Task directions: Only a number is wanted: how many lines in the listing contain the word "Wind"?

Rows from a figure dataset
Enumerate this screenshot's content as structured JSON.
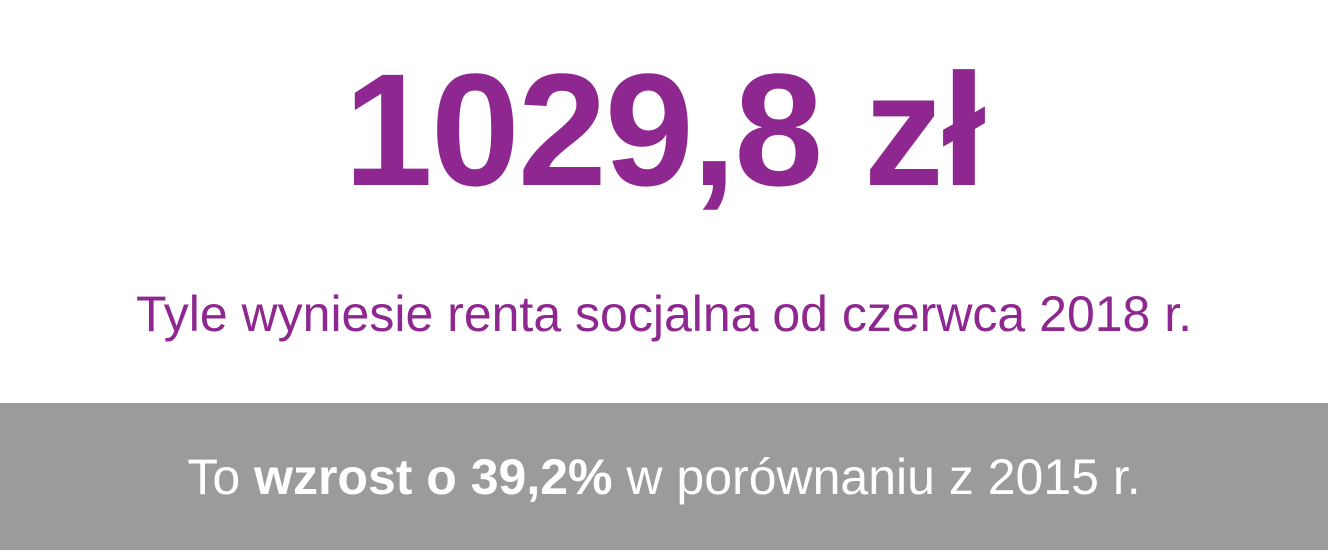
{
  "headline": "1029,8 zł",
  "subtitle": "Tyle wyniesie renta socjalna od czerwca 2018 r.",
  "banner": {
    "lead": "To",
    "highlight": "wzrost o 39,2%",
    "tail": "w porównaniu z 2015 r."
  }
}
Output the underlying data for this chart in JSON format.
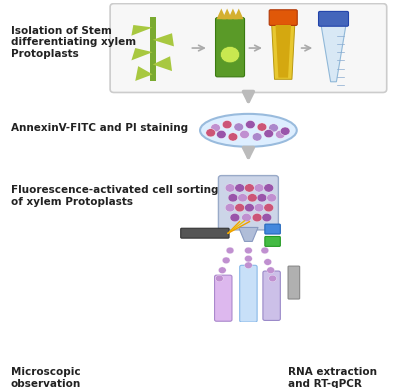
{
  "background_color": "#ffffff",
  "figsize": [
    4.0,
    3.88
  ],
  "dpi": 100,
  "labels": {
    "step1": "Isolation of Stem\ndifferentiating xylem\nProtoplasts",
    "step2": "AnnexinV-FITC and PI staining",
    "step3": "Fluorescence-activated cell sorting\nof xylem Protoplasts",
    "step4a": "Microscopic\nobservation",
    "step4b": "RNA extraction\nand RT-qPCR"
  },
  "label_fontsize": 7.5,
  "arrow_color": "#bbbbbb"
}
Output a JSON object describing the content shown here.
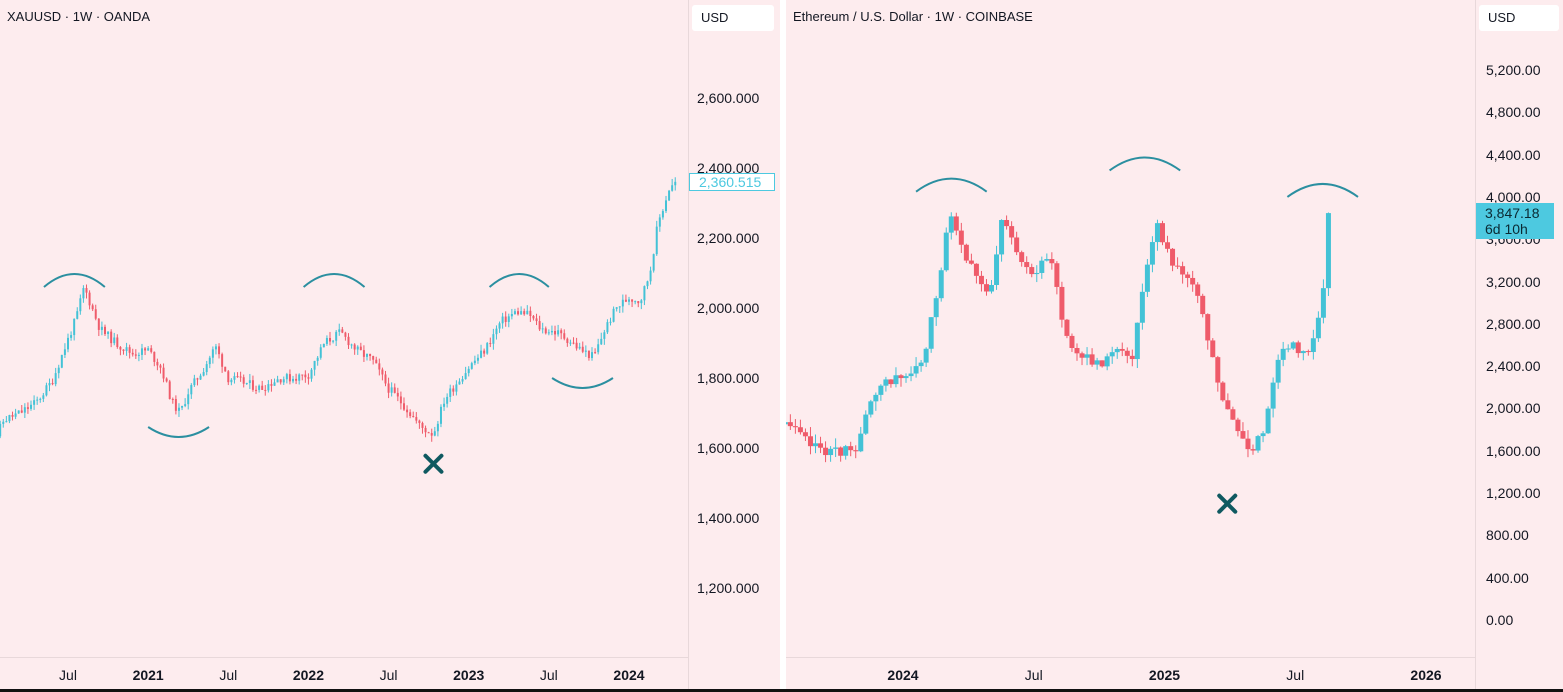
{
  "chart_data": [
    {
      "type": "candlestick",
      "title": "XAUUSD · 1W · OANDA",
      "currency": "USD",
      "y_ticks": [
        "2,600.000",
        "2,400.000",
        "2,200.000",
        "2,000.000",
        "1,800.000",
        "1,600.000",
        "1,400.000",
        "1,200.000"
      ],
      "y_tick_values": [
        2600,
        2400,
        2200,
        2000,
        1800,
        1600,
        1400,
        1200
      ],
      "x_ticks": [
        {
          "label": "Jul",
          "t": 2020.5,
          "bold": false
        },
        {
          "label": "2021",
          "t": 2021.0,
          "bold": true
        },
        {
          "label": "Jul",
          "t": 2021.5,
          "bold": false
        },
        {
          "label": "2022",
          "t": 2022.0,
          "bold": true
        },
        {
          "label": "Jul",
          "t": 2022.5,
          "bold": false
        },
        {
          "label": "2023",
          "t": 2023.0,
          "bold": true
        },
        {
          "label": "Jul",
          "t": 2023.5,
          "bold": false
        },
        {
          "label": "2024",
          "t": 2024.0,
          "bold": true
        }
      ],
      "last_price_label": "2,360.515",
      "last_price": 2360.515,
      "path": [
        [
          2020.0,
          1580
        ],
        [
          2020.1,
          1680
        ],
        [
          2020.2,
          1700
        ],
        [
          2020.3,
          1730
        ],
        [
          2020.4,
          1790
        ],
        [
          2020.55,
          1970
        ],
        [
          2020.6,
          2060
        ],
        [
          2020.7,
          1940
        ],
        [
          2020.8,
          1900
        ],
        [
          2020.9,
          1870
        ],
        [
          2021.0,
          1880
        ],
        [
          2021.08,
          1830
        ],
        [
          2021.15,
          1730
        ],
        [
          2021.2,
          1700
        ],
        [
          2021.25,
          1760
        ],
        [
          2021.35,
          1830
        ],
        [
          2021.42,
          1890
        ],
        [
          2021.5,
          1800
        ],
        [
          2021.58,
          1790
        ],
        [
          2021.7,
          1770
        ],
        [
          2021.82,
          1800
        ],
        [
          2021.9,
          1800
        ],
        [
          2022.0,
          1810
        ],
        [
          2022.1,
          1900
        ],
        [
          2022.2,
          1930
        ],
        [
          2022.3,
          1880
        ],
        [
          2022.4,
          1850
        ],
        [
          2022.5,
          1770
        ],
        [
          2022.6,
          1720
        ],
        [
          2022.7,
          1660
        ],
        [
          2022.78,
          1640
        ],
        [
          2022.85,
          1740
        ],
        [
          2022.93,
          1790
        ],
        [
          2023.0,
          1830
        ],
        [
          2023.1,
          1880
        ],
        [
          2023.2,
          1960
        ],
        [
          2023.3,
          1990
        ],
        [
          2023.38,
          1980
        ],
        [
          2023.45,
          1940
        ],
        [
          2023.55,
          1930
        ],
        [
          2023.62,
          1910
        ],
        [
          2023.7,
          1880
        ],
        [
          2023.78,
          1860
        ],
        [
          2023.85,
          1940
        ],
        [
          2023.92,
          2000
        ],
        [
          2024.0,
          2030
        ],
        [
          2024.07,
          2020
        ],
        [
          2024.13,
          2100
        ],
        [
          2024.18,
          2240
        ],
        [
          2024.25,
          2340
        ],
        [
          2024.3,
          2360.515
        ]
      ],
      "annotations": {
        "arcs_top": [
          {
            "t_start": 2020.35,
            "t_end": 2020.73,
            "y": 2060
          },
          {
            "t_start": 2021.97,
            "t_end": 2022.35,
            "y": 2060
          },
          {
            "t_start": 2023.13,
            "t_end": 2023.5,
            "y": 2060
          }
        ],
        "arcs_bottom": [
          {
            "t_start": 2021.0,
            "t_end": 2021.38,
            "y": 1660
          },
          {
            "t_start": 2023.52,
            "t_end": 2023.9,
            "y": 1800
          }
        ],
        "x_mark": {
          "t": 2022.78,
          "y": 1555
        }
      }
    },
    {
      "type": "candlestick",
      "title": "Ethereum / U.S. Dollar · 1W · COINBASE",
      "currency": "USD",
      "y_ticks": [
        "5,200.00",
        "4,800.00",
        "4,400.00",
        "4,000.00",
        "3,600.00",
        "3,200.00",
        "2,800.00",
        "2,400.00",
        "2,000.00",
        "1,600.00",
        "1,200.00",
        "800.00",
        "400.00",
        "0.00"
      ],
      "y_tick_values": [
        5200,
        4800,
        4400,
        4000,
        3600,
        3200,
        2800,
        2400,
        2000,
        1600,
        1200,
        800,
        400,
        0
      ],
      "x_ticks": [
        {
          "label": "2024",
          "t": 2024.0,
          "bold": true
        },
        {
          "label": "Jul",
          "t": 2024.5,
          "bold": false
        },
        {
          "label": "2025",
          "t": 2025.0,
          "bold": true
        },
        {
          "label": "Jul",
          "t": 2025.5,
          "bold": false
        },
        {
          "label": "2026",
          "t": 2026.0,
          "bold": true
        }
      ],
      "last_price_label": "3,847.18",
      "countdown_label": "6d 10h",
      "last_price": 3847.18,
      "path": [
        [
          2023.55,
          1850
        ],
        [
          2023.65,
          1650
        ],
        [
          2023.75,
          1580
        ],
        [
          2023.82,
          1650
        ],
        [
          2023.88,
          2050
        ],
        [
          2023.95,
          2280
        ],
        [
          2024.02,
          2300
        ],
        [
          2024.08,
          2450
        ],
        [
          2024.13,
          3100
        ],
        [
          2024.18,
          3900
        ],
        [
          2024.23,
          3500
        ],
        [
          2024.28,
          3300
        ],
        [
          2024.33,
          3000
        ],
        [
          2024.38,
          3800
        ],
        [
          2024.43,
          3500
        ],
        [
          2024.5,
          3300
        ],
        [
          2024.57,
          3400
        ],
        [
          2024.62,
          2700
        ],
        [
          2024.68,
          2500
        ],
        [
          2024.75,
          2400
        ],
        [
          2024.82,
          2600
        ],
        [
          2024.88,
          2500
        ],
        [
          2024.92,
          3200
        ],
        [
          2024.97,
          3800
        ],
        [
          2025.02,
          3400
        ],
        [
          2025.08,
          3300
        ],
        [
          2025.13,
          3000
        ],
        [
          2025.18,
          2500
        ],
        [
          2025.23,
          2000
        ],
        [
          2025.28,
          1800
        ],
        [
          2025.33,
          1600
        ],
        [
          2025.38,
          1800
        ],
        [
          2025.43,
          2500
        ],
        [
          2025.5,
          2600
        ],
        [
          2025.55,
          2500
        ],
        [
          2025.6,
          3000
        ],
        [
          2025.64,
          3847.18
        ]
      ],
      "annotations": {
        "arcs_top": [
          {
            "t_start": 2024.05,
            "t_end": 2024.32,
            "y": 4050
          },
          {
            "t_start": 2024.79,
            "t_end": 2025.06,
            "y": 4250
          },
          {
            "t_start": 2025.47,
            "t_end": 2025.74,
            "y": 4000
          }
        ],
        "x_mark": {
          "t": 2025.24,
          "y": 1100
        }
      }
    }
  ],
  "colors": {
    "background": "#fdecee",
    "up": "#43c2d6",
    "down": "#ef5b6a",
    "arc": "#2b8fa0",
    "mark": "#0f5960",
    "price_tag": "#4dc9e0"
  }
}
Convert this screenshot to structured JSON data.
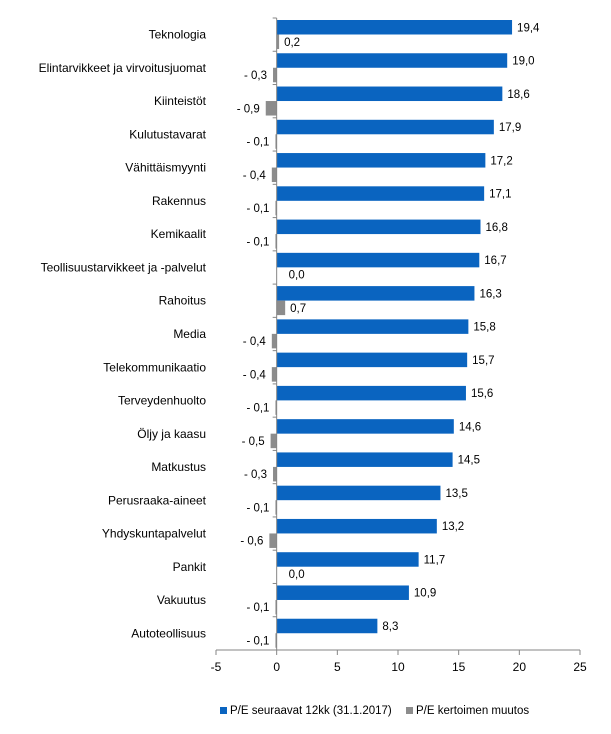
{
  "chart_data": {
    "type": "bar",
    "orientation": "horizontal",
    "title": "",
    "xlabel": "",
    "ylabel": "",
    "xlim": [
      -5,
      25
    ],
    "x_ticks": [
      -5,
      0,
      5,
      10,
      15,
      20,
      25
    ],
    "grid": false,
    "legend_position": "bottom",
    "categories": [
      "Teknologia",
      "Elintarvikkeet ja virvoitusjuomat",
      "Kiinteistöt",
      "Kulutustavarat",
      "Vähittäismyynti",
      "Rakennus",
      "Kemikaalit",
      "Teollisuustarvikkeet ja -palvelut",
      "Rahoitus",
      "Media",
      "Telekommunikaatio",
      "Terveydenhuolto",
      "Öljy ja kaasu",
      "Matkustus",
      "Perusraaka-aineet",
      "Yhdyskuntapalvelut",
      "Pankit",
      "Vakuutus",
      "Autoteollisuus"
    ],
    "series": [
      {
        "name": "P/E seuraavat 12kk (31.1.2017)",
        "color": "#0a64c0",
        "values": [
          19.4,
          19.0,
          18.6,
          17.9,
          17.2,
          17.1,
          16.8,
          16.7,
          16.3,
          15.8,
          15.7,
          15.6,
          14.6,
          14.5,
          13.5,
          13.2,
          11.7,
          10.9,
          8.3
        ],
        "labels": [
          "19,4",
          "19,0",
          "18,6",
          "17,9",
          "17,2",
          "17,1",
          "16,8",
          "16,7",
          "16,3",
          "15,8",
          "15,7",
          "15,6",
          "14,6",
          "14,5",
          "13,5",
          "13,2",
          "11,7",
          "10,9",
          "8,3"
        ]
      },
      {
        "name": "P/E kertoimen muutos",
        "color": "#8c8c8c",
        "values": [
          0.2,
          -0.3,
          -0.9,
          -0.1,
          -0.4,
          -0.1,
          -0.1,
          0.0,
          0.7,
          -0.4,
          -0.4,
          -0.1,
          -0.5,
          -0.3,
          -0.1,
          -0.6,
          0.0,
          -0.1,
          -0.1
        ],
        "labels": [
          "0,2",
          "- 0,3",
          "- 0,9",
          "- 0,1",
          "- 0,4",
          "- 0,1",
          "- 0,1",
          "0,0",
          "0,7",
          "- 0,4",
          "- 0,4",
          "- 0,1",
          "- 0,5",
          "- 0,3",
          "- 0,1",
          "- 0,6",
          "0,0",
          "- 0,1",
          "- 0,1"
        ]
      }
    ]
  }
}
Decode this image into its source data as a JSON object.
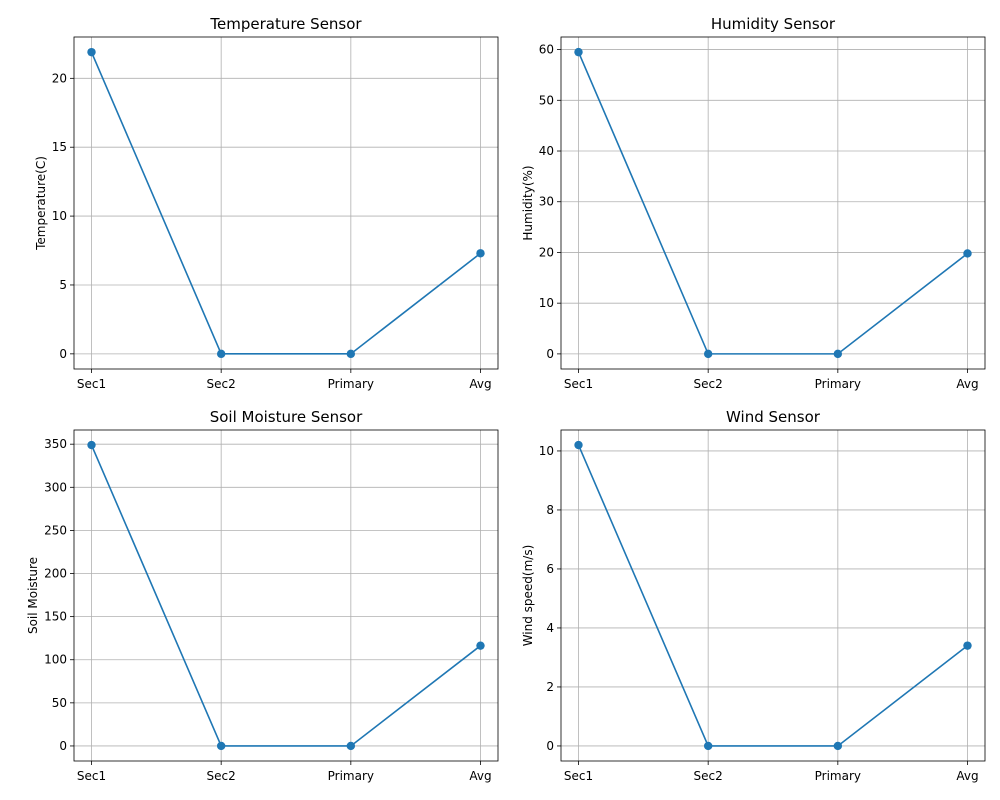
{
  "chart_data": [
    {
      "type": "line",
      "title": "Temperature Sensor",
      "xlabel": "",
      "ylabel": "Temperature(C)",
      "categories": [
        "Sec1",
        "Sec2",
        "Primary",
        "Avg"
      ],
      "series": [
        {
          "values": [
            21.9,
            0,
            0,
            7.3
          ],
          "color": "#1f77b4",
          "marker": "circle"
        }
      ],
      "ylim": [
        -1.1,
        23.0
      ],
      "yticks": [
        0,
        5,
        10,
        15,
        20
      ],
      "grid": true
    },
    {
      "type": "line",
      "title": "Humidity Sensor",
      "xlabel": "",
      "ylabel": "Humidity(%)",
      "categories": [
        "Sec1",
        "Sec2",
        "Primary",
        "Avg"
      ],
      "series": [
        {
          "values": [
            59.5,
            0,
            0,
            19.8
          ],
          "color": "#1f77b4",
          "marker": "circle"
        }
      ],
      "ylim": [
        -2.98,
        62.48
      ],
      "yticks": [
        0,
        10,
        20,
        30,
        40,
        50,
        60
      ],
      "grid": true
    },
    {
      "type": "line",
      "title": "Soil Moisture Sensor",
      "xlabel": "",
      "ylabel": "Soil Moisture",
      "categories": [
        "Sec1",
        "Sec2",
        "Primary",
        "Avg"
      ],
      "series": [
        {
          "values": [
            349,
            0,
            0,
            116.3
          ],
          "color": "#1f77b4",
          "marker": "circle"
        }
      ],
      "ylim": [
        -17.45,
        366.45
      ],
      "yticks": [
        0,
        50,
        100,
        150,
        200,
        250,
        300,
        350
      ],
      "grid": true
    },
    {
      "type": "line",
      "title": "Wind Sensor",
      "xlabel": "",
      "ylabel": "Wind speed(m/s)",
      "categories": [
        "Sec1",
        "Sec2",
        "Primary",
        "Avg"
      ],
      "series": [
        {
          "values": [
            10.2,
            0,
            0,
            3.4
          ],
          "color": "#1f77b4",
          "marker": "circle"
        }
      ],
      "ylim": [
        -0.51,
        10.71
      ],
      "yticks": [
        0,
        2,
        4,
        6,
        8,
        10
      ],
      "grid": true
    }
  ]
}
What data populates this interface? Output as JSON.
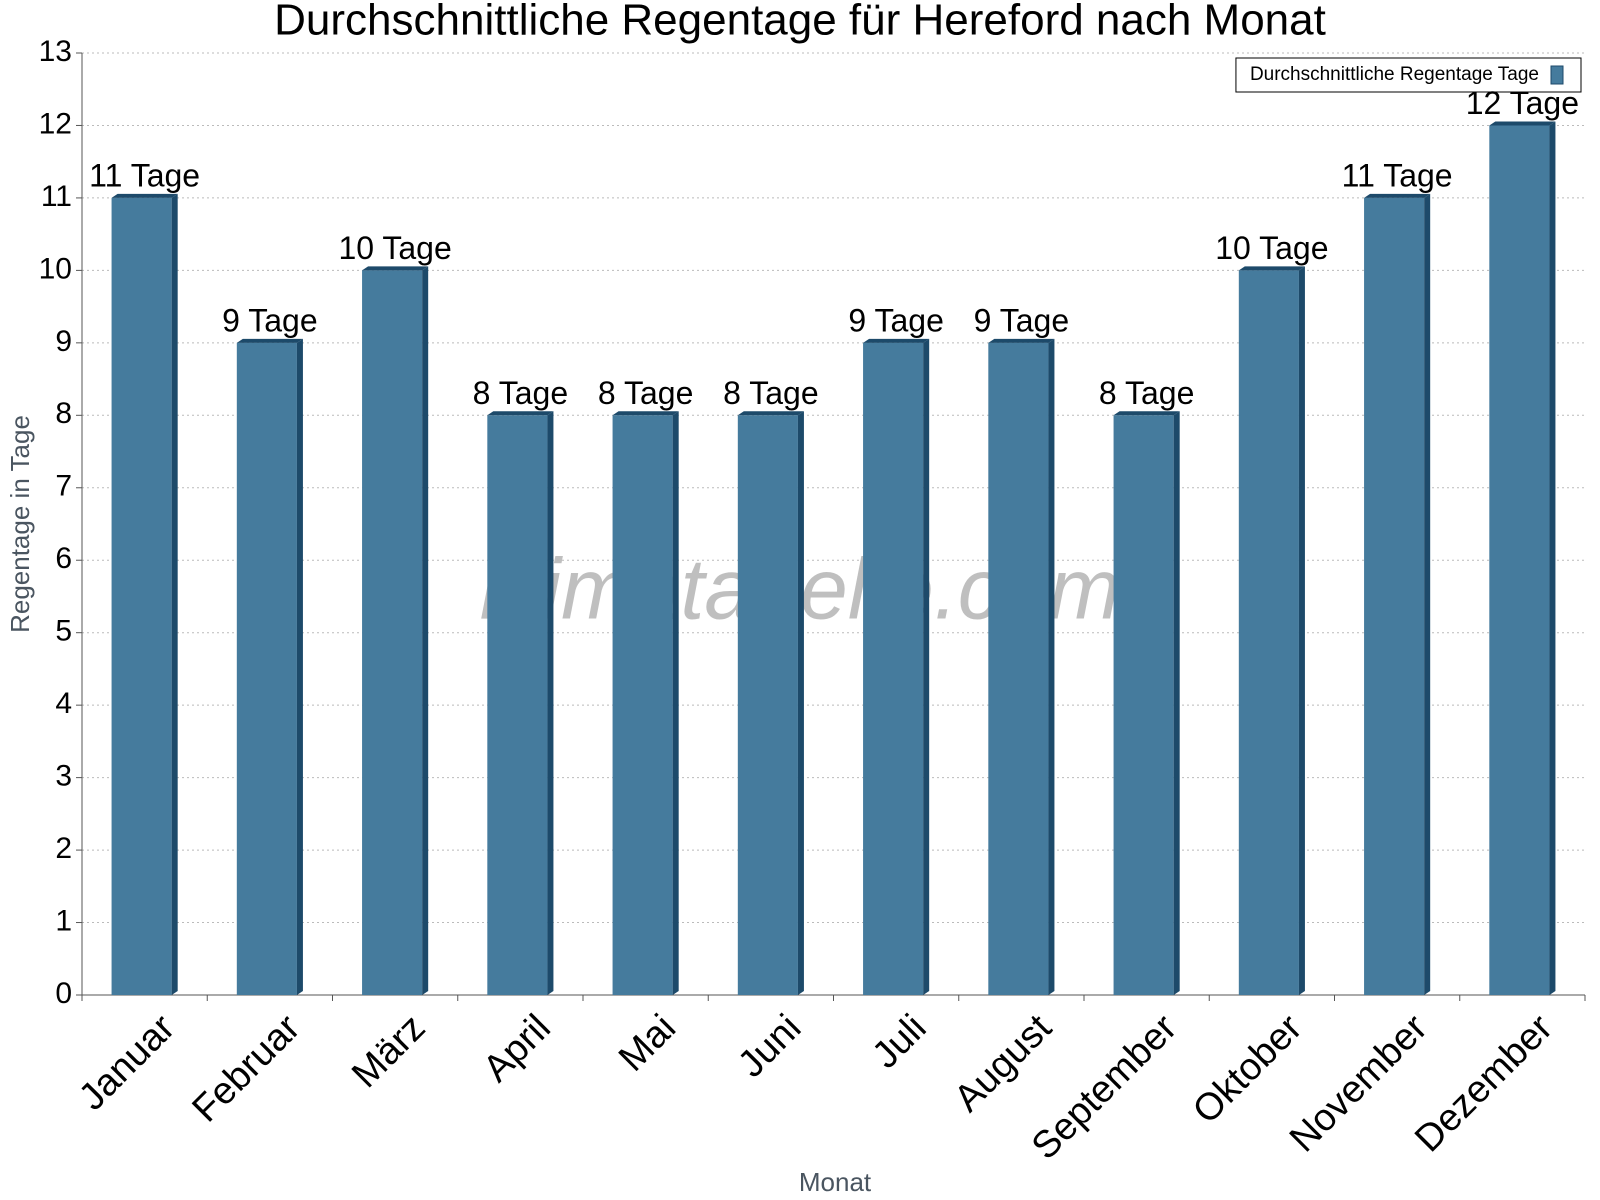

Task response: 2